Task description -
In the records below, pick out all lines containing the word "Γιώργου".

** BEGIN Provided material **

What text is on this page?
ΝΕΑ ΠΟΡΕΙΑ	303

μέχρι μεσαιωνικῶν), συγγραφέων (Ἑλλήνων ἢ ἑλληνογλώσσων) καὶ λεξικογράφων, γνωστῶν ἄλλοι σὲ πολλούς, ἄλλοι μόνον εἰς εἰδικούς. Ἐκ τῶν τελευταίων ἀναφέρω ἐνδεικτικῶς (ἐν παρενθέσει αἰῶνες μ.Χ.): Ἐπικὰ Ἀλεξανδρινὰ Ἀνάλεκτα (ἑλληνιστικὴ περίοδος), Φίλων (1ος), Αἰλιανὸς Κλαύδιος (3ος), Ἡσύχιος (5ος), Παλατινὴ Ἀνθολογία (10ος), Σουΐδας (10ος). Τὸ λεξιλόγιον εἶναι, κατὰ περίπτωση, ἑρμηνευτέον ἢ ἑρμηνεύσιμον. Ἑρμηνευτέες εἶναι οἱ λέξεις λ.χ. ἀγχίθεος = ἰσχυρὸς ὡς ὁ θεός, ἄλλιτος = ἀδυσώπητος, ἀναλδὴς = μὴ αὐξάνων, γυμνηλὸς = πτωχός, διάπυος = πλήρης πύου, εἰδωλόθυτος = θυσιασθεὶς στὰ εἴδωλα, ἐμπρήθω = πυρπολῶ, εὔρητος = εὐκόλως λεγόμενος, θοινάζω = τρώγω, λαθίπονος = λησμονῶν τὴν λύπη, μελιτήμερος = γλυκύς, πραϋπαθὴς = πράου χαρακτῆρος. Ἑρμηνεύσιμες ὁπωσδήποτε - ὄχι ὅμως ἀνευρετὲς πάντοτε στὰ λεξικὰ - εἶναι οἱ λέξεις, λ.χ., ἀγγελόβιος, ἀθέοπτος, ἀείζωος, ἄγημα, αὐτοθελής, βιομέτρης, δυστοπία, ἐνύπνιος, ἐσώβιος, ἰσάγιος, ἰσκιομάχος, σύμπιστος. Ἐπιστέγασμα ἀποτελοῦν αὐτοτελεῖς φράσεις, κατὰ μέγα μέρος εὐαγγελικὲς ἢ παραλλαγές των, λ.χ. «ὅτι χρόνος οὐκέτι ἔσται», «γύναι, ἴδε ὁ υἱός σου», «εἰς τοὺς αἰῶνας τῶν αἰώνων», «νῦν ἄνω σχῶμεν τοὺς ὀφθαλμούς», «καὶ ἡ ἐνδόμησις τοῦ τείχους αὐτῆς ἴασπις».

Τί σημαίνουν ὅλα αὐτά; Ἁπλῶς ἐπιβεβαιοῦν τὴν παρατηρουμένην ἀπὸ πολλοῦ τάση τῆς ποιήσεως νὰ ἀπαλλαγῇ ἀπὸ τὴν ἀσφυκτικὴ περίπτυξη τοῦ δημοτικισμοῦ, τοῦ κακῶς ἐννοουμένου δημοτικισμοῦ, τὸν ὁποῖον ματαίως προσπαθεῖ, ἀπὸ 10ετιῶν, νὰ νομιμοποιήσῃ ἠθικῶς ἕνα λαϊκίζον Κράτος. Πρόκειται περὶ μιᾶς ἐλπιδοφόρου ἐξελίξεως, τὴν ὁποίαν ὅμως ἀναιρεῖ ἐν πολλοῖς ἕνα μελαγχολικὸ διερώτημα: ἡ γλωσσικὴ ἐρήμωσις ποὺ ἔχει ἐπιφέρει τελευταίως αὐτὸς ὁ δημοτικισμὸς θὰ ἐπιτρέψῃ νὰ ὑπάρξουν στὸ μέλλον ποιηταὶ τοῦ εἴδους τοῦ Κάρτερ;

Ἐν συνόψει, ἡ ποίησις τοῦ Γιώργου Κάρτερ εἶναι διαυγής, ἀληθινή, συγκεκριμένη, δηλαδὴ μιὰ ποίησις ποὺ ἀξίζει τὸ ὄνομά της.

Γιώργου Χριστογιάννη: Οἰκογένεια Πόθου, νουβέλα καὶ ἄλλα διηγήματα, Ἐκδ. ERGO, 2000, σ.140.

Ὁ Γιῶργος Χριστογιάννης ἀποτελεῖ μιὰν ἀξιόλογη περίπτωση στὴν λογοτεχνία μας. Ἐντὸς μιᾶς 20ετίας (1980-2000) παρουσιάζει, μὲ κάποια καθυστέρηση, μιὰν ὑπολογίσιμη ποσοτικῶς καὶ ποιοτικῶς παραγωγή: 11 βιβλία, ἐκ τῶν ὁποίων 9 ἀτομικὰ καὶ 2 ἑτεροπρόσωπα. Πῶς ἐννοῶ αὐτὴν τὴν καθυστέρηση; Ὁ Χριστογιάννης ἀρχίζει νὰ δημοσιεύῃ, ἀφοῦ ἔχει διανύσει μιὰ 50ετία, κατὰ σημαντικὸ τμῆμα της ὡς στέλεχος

** END Provided material **

Correct output -
Ἐν συνόψει, ἡ ποίησις τοῦ Γιώργου Κάρτερ εἶναι διαυγής, ἀληθινή, συγκεκριμένη, δηλαδὴ μιὰ ποίησις ποὺ ἀξίζει τὸ ὄνομά της.
Γιώργου Χριστογιάννη: Οἰκογένεια Πόθου, νουβέλα καὶ ἄλλα διηγήματα, Ἐκδ. ERGO, 2000, σ.140.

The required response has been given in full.